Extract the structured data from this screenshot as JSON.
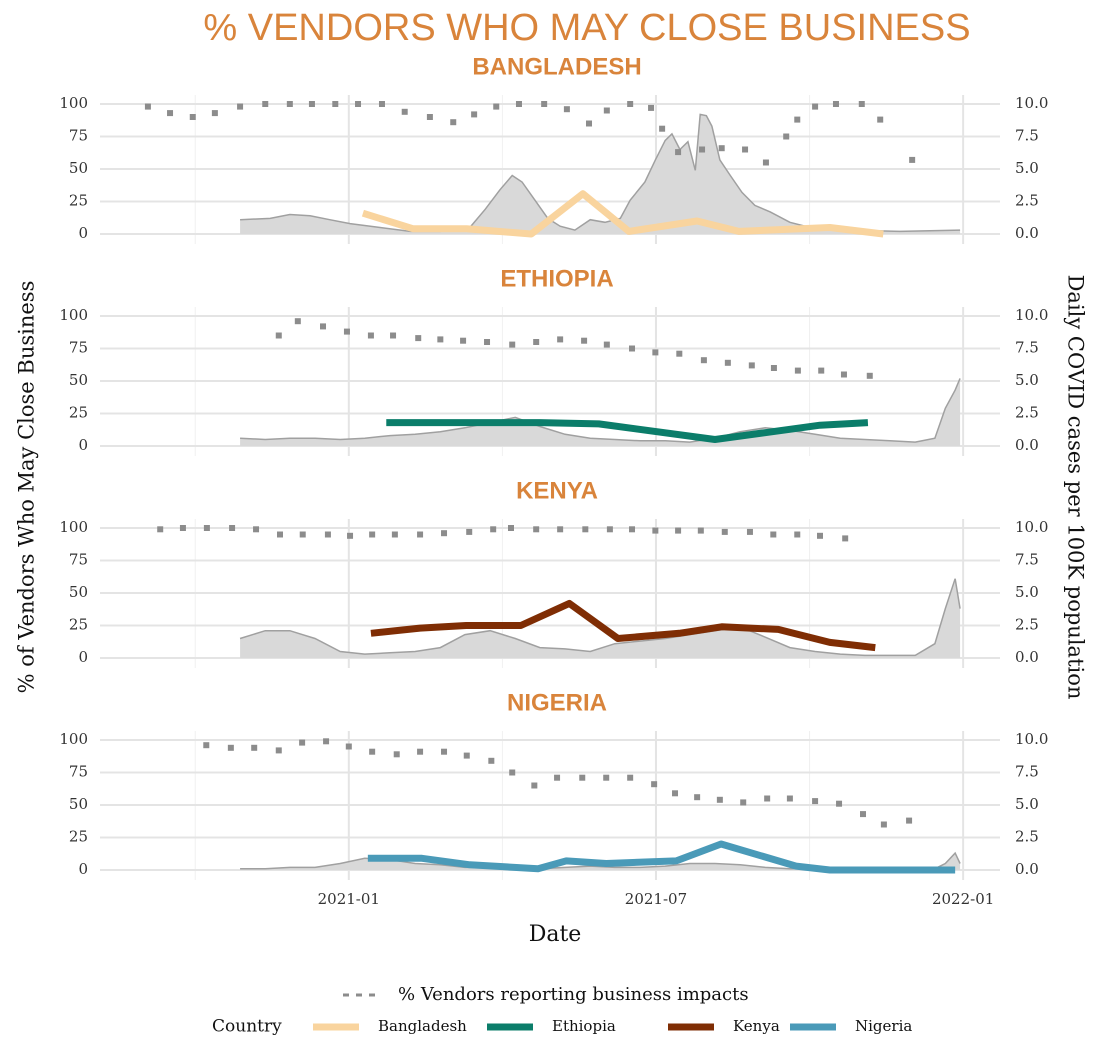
{
  "title": "% VENDORS WHO MAY CLOSE BUSINESS",
  "ylabel": "% of Vendors Who May Close Business",
  "y2label": "Daily COVID cases per 100K population",
  "xaxis": {
    "label": "Date",
    "xlim": [
      2020.595,
      2022.06
    ],
    "xticks": [
      {
        "value": 2021.0,
        "label": "2021-01"
      },
      {
        "value": 2021.5,
        "label": "2021-07"
      },
      {
        "value": 2022.0,
        "label": "2022-01"
      }
    ],
    "minor": [
      2020.75,
      2021.25,
      2021.75
    ]
  },
  "legend": {
    "title": "Country"
  },
  "chart_data": [
    {
      "type": "line",
      "title": "BANGLADESH",
      "ylim": [
        0,
        100
      ],
      "yticks": [
        0,
        25,
        50,
        75,
        100
      ],
      "y2lim": [
        0,
        10
      ],
      "y2ticks": [
        {
          "value": 0,
          "label": "0.0"
        },
        2.5,
        {
          "value": 5,
          "label": "5.0"
        },
        7.5,
        {
          "value": 10,
          "label": "10.0"
        }
      ],
      "grid": true,
      "series": [
        {
          "name": "% Vendors reporting business impacts",
          "style": "dotted",
          "color": "#8c8c8c",
          "x": [
            2020.673,
            2020.709,
            2020.746,
            2020.782,
            2020.823,
            2020.864,
            2020.904,
            2020.94,
            2020.978,
            2021.015,
            2021.054,
            2021.091,
            2021.132,
            2021.17,
            2021.204,
            2021.24,
            2021.277,
            2021.318,
            2021.355,
            2021.391,
            2021.42,
            2021.458,
            2021.492,
            2021.51,
            2021.536,
            2021.575,
            2021.607,
            2021.645,
            2021.679,
            2021.712,
            2021.73,
            2021.759,
            2021.793,
            2021.835,
            2021.865,
            2021.917
          ],
          "values": [
            98,
            93,
            90,
            93,
            98,
            100,
            100,
            100,
            100,
            100,
            100,
            94,
            90,
            86,
            92,
            98,
            100,
            100,
            96,
            85,
            95,
            100,
            97,
            81,
            63,
            65,
            66,
            65,
            55,
            75,
            88,
            98,
            100,
            100,
            88,
            57
          ]
        },
        {
          "name": "Bangladesh",
          "style": "line",
          "color": "#f9d49e",
          "x": [
            2021.023,
            2021.105,
            2021.192,
            2021.297,
            2021.381,
            2021.456,
            2021.567,
            2021.635,
            2021.783,
            2021.87
          ],
          "values": [
            16,
            4,
            4,
            0,
            31,
            2,
            10,
            2,
            5,
            0
          ]
        },
        {
          "style": "area",
          "axis": "y2",
          "color": "#d9d9d9",
          "x": [
            2020.823,
            2020.872,
            2020.904,
            2020.937,
            2020.969,
            2021.002,
            2021.051,
            2021.1,
            2021.149,
            2021.197,
            2021.222,
            2021.246,
            2021.266,
            2021.282,
            2021.303,
            2021.324,
            2021.344,
            2021.368,
            2021.393,
            2021.417,
            2021.442,
            2021.458,
            2021.482,
            2021.499,
            2021.515,
            2021.526,
            2021.539,
            2021.552,
            2021.564,
            2021.572,
            2021.582,
            2021.591,
            2021.604,
            2021.621,
            2021.64,
            2021.661,
            2021.686,
            2021.718,
            2021.751,
            2021.816,
            2021.897,
            2021.995
          ],
          "values": [
            1.1,
            1.2,
            1.5,
            1.4,
            1.1,
            0.8,
            0.5,
            0.2,
            0.2,
            0.5,
            1.9,
            3.4,
            4.5,
            4.0,
            2.6,
            1.2,
            0.6,
            0.3,
            1.1,
            0.9,
            1.2,
            2.6,
            4.0,
            5.7,
            7.2,
            7.7,
            6.5,
            7.1,
            4.9,
            9.2,
            9.1,
            8.3,
            5.7,
            4.5,
            3.2,
            2.2,
            1.7,
            0.9,
            0.5,
            0.3,
            0.2,
            0.3
          ]
        }
      ]
    },
    {
      "type": "line",
      "title": "ETHIOPIA",
      "ylim": [
        0,
        100
      ],
      "yticks": [
        0,
        25,
        50,
        75,
        100
      ],
      "y2lim": [
        0,
        10
      ],
      "y2ticks": [
        {
          "value": 0,
          "label": "0.0"
        },
        2.5,
        {
          "value": 5,
          "label": "5.0"
        },
        7.5,
        {
          "value": 10,
          "label": "10.0"
        }
      ],
      "grid": true,
      "series": [
        {
          "name": "% Vendors reporting business impacts",
          "style": "dotted",
          "color": "#8c8c8c",
          "x": [
            2020.886,
            2020.917,
            2020.958,
            2020.997,
            2021.036,
            2021.072,
            2021.113,
            2021.149,
            2021.186,
            2021.225,
            2021.266,
            2021.305,
            2021.344,
            2021.383,
            2021.42,
            2021.461,
            2021.499,
            2021.538,
            2021.578,
            2021.617,
            2021.656,
            2021.692,
            2021.731,
            2021.769,
            2021.806,
            2021.848
          ],
          "values": [
            85,
            96,
            92,
            88,
            85,
            85,
            83,
            82,
            81,
            80,
            78,
            80,
            82,
            81,
            78,
            75,
            72,
            71,
            66,
            64,
            62,
            60,
            58,
            58,
            55,
            54
          ]
        },
        {
          "name": "Ethiopia",
          "style": "line",
          "color": "#0b7d6a",
          "x": [
            2021.061,
            2021.311,
            2021.407,
            2021.596,
            2021.767,
            2021.845
          ],
          "values": [
            18,
            18,
            17,
            5,
            16,
            18
          ]
        },
        {
          "style": "area",
          "axis": "y2",
          "color": "#d9d9d9",
          "x": [
            2020.823,
            2020.864,
            2020.904,
            2020.945,
            2020.986,
            2021.026,
            2021.067,
            2021.108,
            2021.149,
            2021.189,
            2021.23,
            2021.271,
            2021.311,
            2021.352,
            2021.393,
            2021.433,
            2021.474,
            2021.515,
            2021.555,
            2021.596,
            2021.637,
            2021.678,
            2021.718,
            2021.759,
            2021.8,
            2021.84,
            2021.881,
            2021.922,
            2021.954,
            2021.971,
            2021.987,
            2021.995
          ],
          "values": [
            0.6,
            0.5,
            0.6,
            0.6,
            0.5,
            0.6,
            0.8,
            0.9,
            1.1,
            1.4,
            1.8,
            2.2,
            1.5,
            0.9,
            0.6,
            0.5,
            0.4,
            0.4,
            0.3,
            0.6,
            1.1,
            1.4,
            1.2,
            0.9,
            0.6,
            0.5,
            0.4,
            0.3,
            0.6,
            2.9,
            4.3,
            5.2
          ]
        }
      ]
    },
    {
      "type": "line",
      "title": "KENYA",
      "ylim": [
        0,
        100
      ],
      "yticks": [
        0,
        25,
        50,
        75,
        100
      ],
      "y2lim": [
        0,
        10
      ],
      "y2ticks": [
        {
          "value": 0,
          "label": "0.0"
        },
        2.5,
        {
          "value": 5,
          "label": "5.0"
        },
        7.5,
        {
          "value": 10,
          "label": "10.0"
        }
      ],
      "grid": true,
      "series": [
        {
          "name": "% Vendors reporting business impacts",
          "style": "dotted",
          "color": "#8c8c8c",
          "x": [
            2020.693,
            2020.73,
            2020.769,
            2020.81,
            2020.849,
            2020.888,
            2020.925,
            2020.966,
            2021.002,
            2021.038,
            2021.075,
            2021.116,
            2021.155,
            2021.196,
            2021.235,
            2021.264,
            2021.305,
            2021.344,
            2021.385,
            2021.425,
            2021.461,
            2021.499,
            2021.536,
            2021.573,
            2021.612,
            2021.653,
            2021.691,
            2021.73,
            2021.767,
            2021.808
          ],
          "values": [
            99,
            100,
            100,
            100,
            99,
            95,
            95,
            95,
            94,
            95,
            95,
            95,
            96,
            97,
            99,
            100,
            99,
            99,
            99,
            99,
            99,
            98,
            98,
            98,
            97,
            97,
            95,
            95,
            94,
            92
          ]
        },
        {
          "name": "Kenya",
          "style": "line",
          "color": "#7f2d04",
          "x": [
            2021.036,
            2021.116,
            2021.191,
            2021.28,
            2021.359,
            2021.438,
            2021.538,
            2021.607,
            2021.699,
            2021.783,
            2021.857
          ],
          "values": [
            19,
            23,
            25,
            25,
            42,
            15,
            19,
            24,
            22,
            12,
            8
          ]
        },
        {
          "style": "area",
          "axis": "y2",
          "color": "#d9d9d9",
          "x": [
            2020.823,
            2020.864,
            2020.904,
            2020.945,
            2020.986,
            2021.026,
            2021.067,
            2021.108,
            2021.149,
            2021.189,
            2021.23,
            2021.271,
            2021.311,
            2021.352,
            2021.393,
            2021.433,
            2021.474,
            2021.515,
            2021.555,
            2021.596,
            2021.637,
            2021.678,
            2021.718,
            2021.759,
            2021.8,
            2021.84,
            2021.881,
            2021.922,
            2021.954,
            2021.971,
            2021.987,
            2021.995
          ],
          "values": [
            1.5,
            2.1,
            2.1,
            1.5,
            0.5,
            0.3,
            0.4,
            0.5,
            0.8,
            1.8,
            2.1,
            1.5,
            0.8,
            0.7,
            0.5,
            1.1,
            1.3,
            1.5,
            1.8,
            2.1,
            2.4,
            1.6,
            0.8,
            0.5,
            0.3,
            0.2,
            0.2,
            0.2,
            1.1,
            3.8,
            6.1,
            3.8
          ]
        }
      ]
    },
    {
      "type": "line",
      "title": "NIGERIA",
      "ylim": [
        0,
        100
      ],
      "yticks": [
        0,
        25,
        50,
        75,
        100
      ],
      "y2lim": [
        0,
        10
      ],
      "y2ticks": [
        {
          "value": 0,
          "label": "0.0"
        },
        2.5,
        {
          "value": 5,
          "label": "5.0"
        },
        7.5,
        {
          "value": 10,
          "label": "10.0"
        }
      ],
      "grid": true,
      "series": [
        {
          "name": "% Vendors reporting business impacts",
          "style": "dotted",
          "color": "#8c8c8c",
          "x": [
            2020.768,
            2020.808,
            2020.846,
            2020.886,
            2020.924,
            2020.963,
            2021.0,
            2021.038,
            2021.078,
            2021.116,
            2021.155,
            2021.192,
            2021.232,
            2021.266,
            2021.302,
            2021.339,
            2021.38,
            2021.419,
            2021.458,
            2021.497,
            2021.531,
            2021.567,
            2021.604,
            2021.642,
            2021.681,
            2021.718,
            2021.759,
            2021.798,
            2021.837,
            2021.871,
            2021.912
          ],
          "values": [
            96,
            94,
            94,
            92,
            98,
            99,
            95,
            91,
            89,
            91,
            91,
            88,
            84,
            75,
            65,
            71,
            71,
            71,
            71,
            66,
            59,
            56,
            54,
            52,
            55,
            55,
            53,
            51,
            43,
            35,
            38
          ]
        },
        {
          "name": "Nigeria",
          "style": "line",
          "color": "#4a9ab8",
          "x": [
            2021.031,
            2021.119,
            2021.197,
            2021.308,
            2021.354,
            2021.419,
            2021.533,
            2021.606,
            2021.728,
            2021.783,
            2021.987
          ],
          "values": [
            9,
            9,
            4,
            1,
            7,
            5,
            7,
            20,
            3,
            0,
            0
          ]
        },
        {
          "style": "area",
          "axis": "y2",
          "color": "#d9d9d9",
          "x": [
            2020.823,
            2020.864,
            2020.904,
            2020.945,
            2020.986,
            2021.026,
            2021.067,
            2021.108,
            2021.149,
            2021.189,
            2021.23,
            2021.271,
            2021.311,
            2021.352,
            2021.393,
            2021.433,
            2021.474,
            2021.515,
            2021.555,
            2021.596,
            2021.637,
            2021.678,
            2021.718,
            2021.759,
            2021.8,
            2021.84,
            2021.881,
            2021.922,
            2021.954,
            2021.971,
            2021.987,
            2021.995
          ],
          "values": [
            0.1,
            0.1,
            0.2,
            0.2,
            0.5,
            0.9,
            0.8,
            0.5,
            0.4,
            0.2,
            0.2,
            0.1,
            0.1,
            0.2,
            0.3,
            0.2,
            0.2,
            0.3,
            0.5,
            0.5,
            0.4,
            0.2,
            0.1,
            0.1,
            0.1,
            0.1,
            0.1,
            0.1,
            0.1,
            0.5,
            1.3,
            0.5
          ]
        }
      ]
    }
  ]
}
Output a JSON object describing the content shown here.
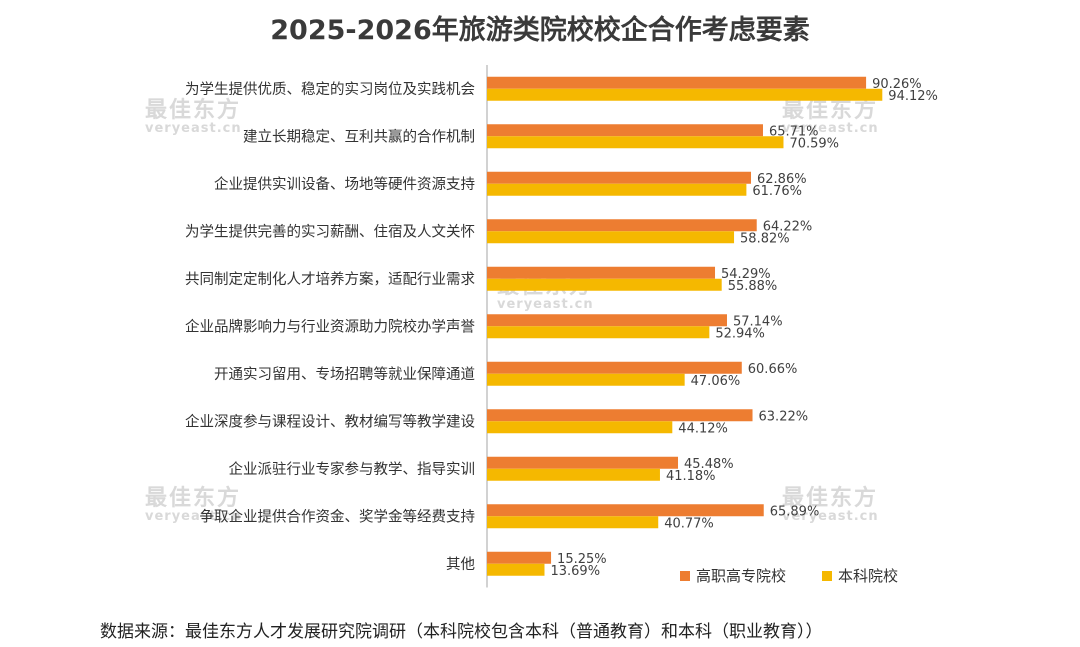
{
  "chart_data": {
    "type": "bar",
    "orientation": "horizontal",
    "title": "2025-2026年旅游类院校校企合作考虑要素",
    "categories": [
      "为学生提供优质、稳定的实习岗位及实践机会",
      "建立长期稳定、互利共赢的合作机制",
      "企业提供实训设备、场地等硬件资源支持",
      "为学生提供完善的实习薪酬、住宿及人文关怀",
      "共同制定定制化人才培养方案，适配行业需求",
      "企业品牌影响力与行业资源助力院校办学声誉",
      "开通实习留用、专场招聘等就业保障通道",
      "企业深度参与课程设计、教材编写等教学建设",
      "企业派驻行业专家参与教学、指导实训",
      "争取企业提供合作资金、奖学金等经费支持",
      "其他"
    ],
    "series": [
      {
        "name": "高职高专院校",
        "color": "#ed7d31",
        "values": [
          90.26,
          65.71,
          62.86,
          64.22,
          54.29,
          57.14,
          60.66,
          63.22,
          45.48,
          65.89,
          15.25
        ],
        "labels": [
          "90.26%",
          "65.71%",
          "62.86%",
          "64.22%",
          "54.29%",
          "57.14%",
          "60.66%",
          "63.22%",
          "45.48%",
          "65.89%",
          "15.25%"
        ]
      },
      {
        "name": "本科院校",
        "color": "#f5b800",
        "values": [
          94.12,
          70.59,
          61.76,
          58.82,
          55.88,
          52.94,
          47.06,
          44.12,
          41.18,
          40.77,
          13.69
        ],
        "labels": [
          "94.12%",
          "70.59%",
          "61.76%",
          "58.82%",
          "55.88%",
          "52.94%",
          "47.06%",
          "44.12%",
          "41.18%",
          "40.77%",
          "13.69%"
        ]
      }
    ],
    "xlim": [
      0,
      100
    ],
    "legend": "bottom-right",
    "grid": false
  },
  "source": "数据来源：最佳东方人才发展研究院调研（本科院校包含本科（普通教育）和本科（职业教育））",
  "watermark": {
    "text": "最佳东方",
    "sub": "veryeast.cn"
  }
}
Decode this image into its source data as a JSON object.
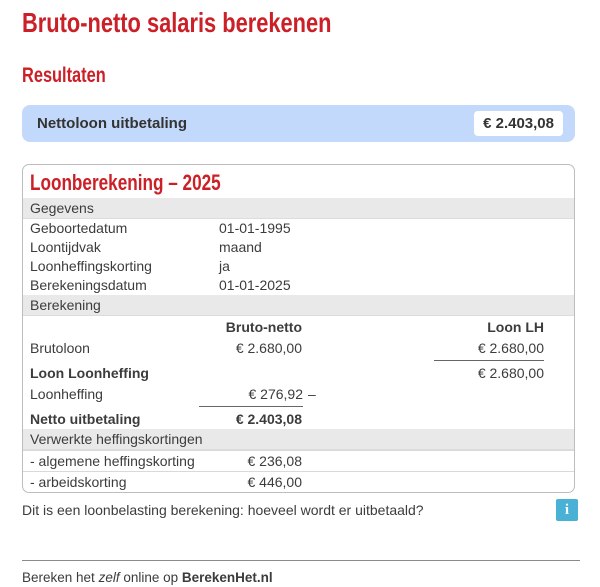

————

# Required work
Return every line in the listing that contains the word "JSON".

# Answer for this exercise
Extract the structured data from this screenshot as JSON.
Output a JSON object describing the content shown here.
Decode this image into its source data as a JSON object.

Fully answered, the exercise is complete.